• Exercise: Write out all of the entries that follow, word for word, but skip the pictures.

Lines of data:

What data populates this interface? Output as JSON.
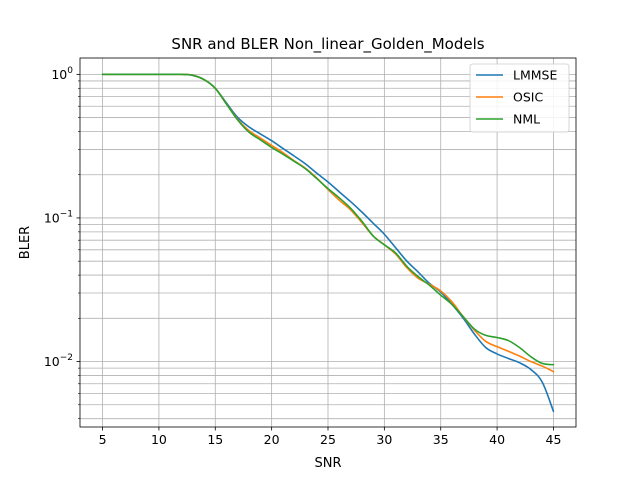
{
  "chart_data": {
    "type": "line",
    "title": "SNR and BLER Non_linear_Golden_Models",
    "xlabel": "SNR",
    "ylabel": "BLER",
    "xlim": [
      3,
      47
    ],
    "ylim": [
      0.0035,
      1.3
    ],
    "yscale": "log",
    "grid": "both (major and minor)",
    "legend_position": "top-right",
    "x_ticks": [
      5,
      10,
      15,
      20,
      25,
      30,
      35,
      40,
      45
    ],
    "x_tick_labels": [
      "5",
      "10",
      "15",
      "20",
      "25",
      "30",
      "35",
      "40",
      "45"
    ],
    "y_tick_labels": [
      {
        "base": "10",
        "exp": "0",
        "value": 1
      },
      {
        "base": "10",
        "exp": "−1",
        "value": 0.1
      },
      {
        "base": "10",
        "exp": "−2",
        "value": 0.01
      }
    ],
    "x": [
      5,
      7,
      9,
      11,
      12,
      13,
      14,
      15,
      16,
      17,
      18,
      19,
      20,
      21,
      22,
      23,
      24,
      25,
      26,
      27,
      28,
      29,
      30,
      31,
      32,
      33,
      34,
      35,
      36,
      37,
      38,
      39,
      40,
      41,
      42,
      43,
      44,
      45
    ],
    "series": [
      {
        "name": "LMMSE",
        "color": "#1f77b4",
        "values": [
          1.0,
          1.0,
          1.0,
          1.0,
          1.0,
          0.985,
          0.92,
          0.8,
          0.63,
          0.5,
          0.43,
          0.385,
          0.345,
          0.305,
          0.27,
          0.238,
          0.205,
          0.178,
          0.152,
          0.13,
          0.11,
          0.092,
          0.077,
          0.062,
          0.05,
          0.042,
          0.035,
          0.0305,
          0.025,
          0.02,
          0.0155,
          0.0125,
          0.0113,
          0.0105,
          0.0098,
          0.0088,
          0.0072,
          0.0045
        ]
      },
      {
        "name": "OSIC",
        "color": "#ff7f0e",
        "values": [
          1.0,
          1.0,
          1.0,
          1.0,
          1.0,
          0.985,
          0.92,
          0.8,
          0.62,
          0.485,
          0.405,
          0.36,
          0.32,
          0.285,
          0.25,
          0.222,
          0.19,
          0.158,
          0.133,
          0.114,
          0.093,
          0.075,
          0.065,
          0.056,
          0.045,
          0.038,
          0.0345,
          0.031,
          0.026,
          0.0205,
          0.0165,
          0.0138,
          0.0127,
          0.0118,
          0.0109,
          0.01,
          0.0093,
          0.0085
        ]
      },
      {
        "name": "NML",
        "color": "#2ca02c",
        "values": [
          1.0,
          1.0,
          1.0,
          1.0,
          1.0,
          0.985,
          0.92,
          0.8,
          0.62,
          0.48,
          0.395,
          0.35,
          0.31,
          0.278,
          0.248,
          0.22,
          0.188,
          0.16,
          0.138,
          0.117,
          0.095,
          0.075,
          0.065,
          0.057,
          0.046,
          0.039,
          0.034,
          0.029,
          0.025,
          0.0205,
          0.0168,
          0.0152,
          0.0147,
          0.014,
          0.0125,
          0.0108,
          0.0097,
          0.0095
        ]
      }
    ]
  }
}
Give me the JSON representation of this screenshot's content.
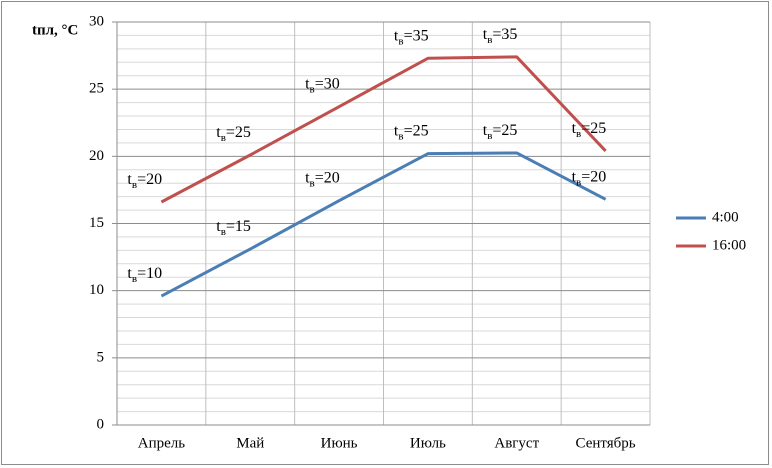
{
  "chart_data": {
    "type": "line",
    "y_label": "tпл, °С",
    "categories": [
      "Апрель",
      "Май",
      "Июнь",
      "Июль",
      "Август",
      "Сентябрь"
    ],
    "series": [
      {
        "name": "4:00",
        "color": "#4a7eb5",
        "values": [
          9.6,
          13.1,
          16.7,
          20.2,
          20.25,
          16.8
        ],
        "label_prefix": "t",
        "label_subscript": "в",
        "annotations": [
          "=10",
          "=15",
          "=20",
          "=25",
          "=25",
          "=20"
        ]
      },
      {
        "name": "16:00",
        "color": "#c0504d",
        "values": [
          16.6,
          20.1,
          23.7,
          27.3,
          27.4,
          20.4
        ],
        "label_prefix": "t",
        "label_subscript": "в",
        "annotations": [
          "=20",
          "=25",
          "=30",
          "=35",
          "=35",
          "=25"
        ]
      }
    ],
    "ylim": [
      0,
      30
    ],
    "yticks": [
      0,
      5,
      10,
      15,
      20,
      25,
      30
    ],
    "minor_yticks": [
      1,
      2,
      3,
      4,
      6,
      7,
      8,
      9,
      11,
      12,
      13,
      14,
      16,
      17,
      18,
      19,
      21,
      22,
      23,
      24,
      26,
      27,
      28,
      29
    ],
    "grid": true,
    "legend": "right"
  }
}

• Final result:
What data populates this interface? Output as JSON.
{
  "chart_data": {
    "type": "line",
    "title": "SNR and BLER Non_linear_Golden_Models",
    "xlabel": "SNR",
    "ylabel": "BLER",
    "xlim": [
      3,
      47
    ],
    "ylim": [
      0.0035,
      1.3
    ],
    "yscale": "log",
    "grid": "both (major and minor)",
    "legend_position": "top-right",
    "x_ticks": [
      5,
      10,
      15,
      20,
      25,
      30,
      35,
      40,
      45
    ],
    "x_tick_labels": [
      "5",
      "10",
      "15",
      "20",
      "25",
      "30",
      "35",
      "40",
      "45"
    ],
    "y_tick_labels": [
      {
        "base": "10",
        "exp": "0",
        "value": 1
      },
      {
        "base": "10",
        "exp": "−1",
        "value": 0.1
      },
      {
        "base": "10",
        "exp": "−2",
        "value": 0.01
      }
    ],
    "x": [
      5,
      7,
      9,
      11,
      12,
      13,
      14,
      15,
      16,
      17,
      18,
      19,
      20,
      21,
      22,
      23,
      24,
      25,
      26,
      27,
      28,
      29,
      30,
      31,
      32,
      33,
      34,
      35,
      36,
      37,
      38,
      39,
      40,
      41,
      42,
      43,
      44,
      45
    ],
    "series": [
      {
        "name": "LMMSE",
        "color": "#1f77b4",
        "values": [
          1.0,
          1.0,
          1.0,
          1.0,
          1.0,
          0.985,
          0.92,
          0.8,
          0.63,
          0.5,
          0.43,
          0.385,
          0.345,
          0.305,
          0.27,
          0.238,
          0.205,
          0.178,
          0.152,
          0.13,
          0.11,
          0.092,
          0.077,
          0.062,
          0.05,
          0.042,
          0.035,
          0.0305,
          0.025,
          0.02,
          0.0155,
          0.0125,
          0.0113,
          0.0105,
          0.0098,
          0.0088,
          0.0072,
          0.0045
        ]
      },
      {
        "name": "OSIC",
        "color": "#ff7f0e",
        "values": [
          1.0,
          1.0,
          1.0,
          1.0,
          1.0,
          0.985,
          0.92,
          0.8,
          0.62,
          0.485,
          0.405,
          0.36,
          0.32,
          0.285,
          0.25,
          0.222,
          0.19,
          0.158,
          0.133,
          0.114,
          0.093,
          0.075,
          0.065,
          0.056,
          0.045,
          0.038,
          0.0345,
          0.031,
          0.026,
          0.0205,
          0.0165,
          0.0138,
          0.0127,
          0.0118,
          0.0109,
          0.01,
          0.0093,
          0.0085
        ]
      },
      {
        "name": "NML",
        "color": "#2ca02c",
        "values": [
          1.0,
          1.0,
          1.0,
          1.0,
          1.0,
          0.985,
          0.92,
          0.8,
          0.62,
          0.48,
          0.395,
          0.35,
          0.31,
          0.278,
          0.248,
          0.22,
          0.188,
          0.16,
          0.138,
          0.117,
          0.095,
          0.075,
          0.065,
          0.057,
          0.046,
          0.039,
          0.034,
          0.029,
          0.025,
          0.0205,
          0.0168,
          0.0152,
          0.0147,
          0.014,
          0.0125,
          0.0108,
          0.0097,
          0.0095
        ]
      }
    ]
  }
}
Give me the JSON representation of this screenshot's content.
{
  "chart_data": {
    "type": "line",
    "y_label": "tпл, °С",
    "categories": [
      "Апрель",
      "Май",
      "Июнь",
      "Июль",
      "Август",
      "Сентябрь"
    ],
    "series": [
      {
        "name": "4:00",
        "color": "#4a7eb5",
        "values": [
          9.6,
          13.1,
          16.7,
          20.2,
          20.25,
          16.8
        ],
        "label_prefix": "t",
        "label_subscript": "в",
        "annotations": [
          "=10",
          "=15",
          "=20",
          "=25",
          "=25",
          "=20"
        ]
      },
      {
        "name": "16:00",
        "color": "#c0504d",
        "values": [
          16.6,
          20.1,
          23.7,
          27.3,
          27.4,
          20.4
        ],
        "label_prefix": "t",
        "label_subscript": "в",
        "annotations": [
          "=20",
          "=25",
          "=30",
          "=35",
          "=35",
          "=25"
        ]
      }
    ],
    "ylim": [
      0,
      30
    ],
    "yticks": [
      0,
      5,
      10,
      15,
      20,
      25,
      30
    ],
    "minor_yticks": [
      1,
      2,
      3,
      4,
      6,
      7,
      8,
      9,
      11,
      12,
      13,
      14,
      16,
      17,
      18,
      19,
      21,
      22,
      23,
      24,
      26,
      27,
      28,
      29
    ],
    "grid": true,
    "legend": "right"
  }
}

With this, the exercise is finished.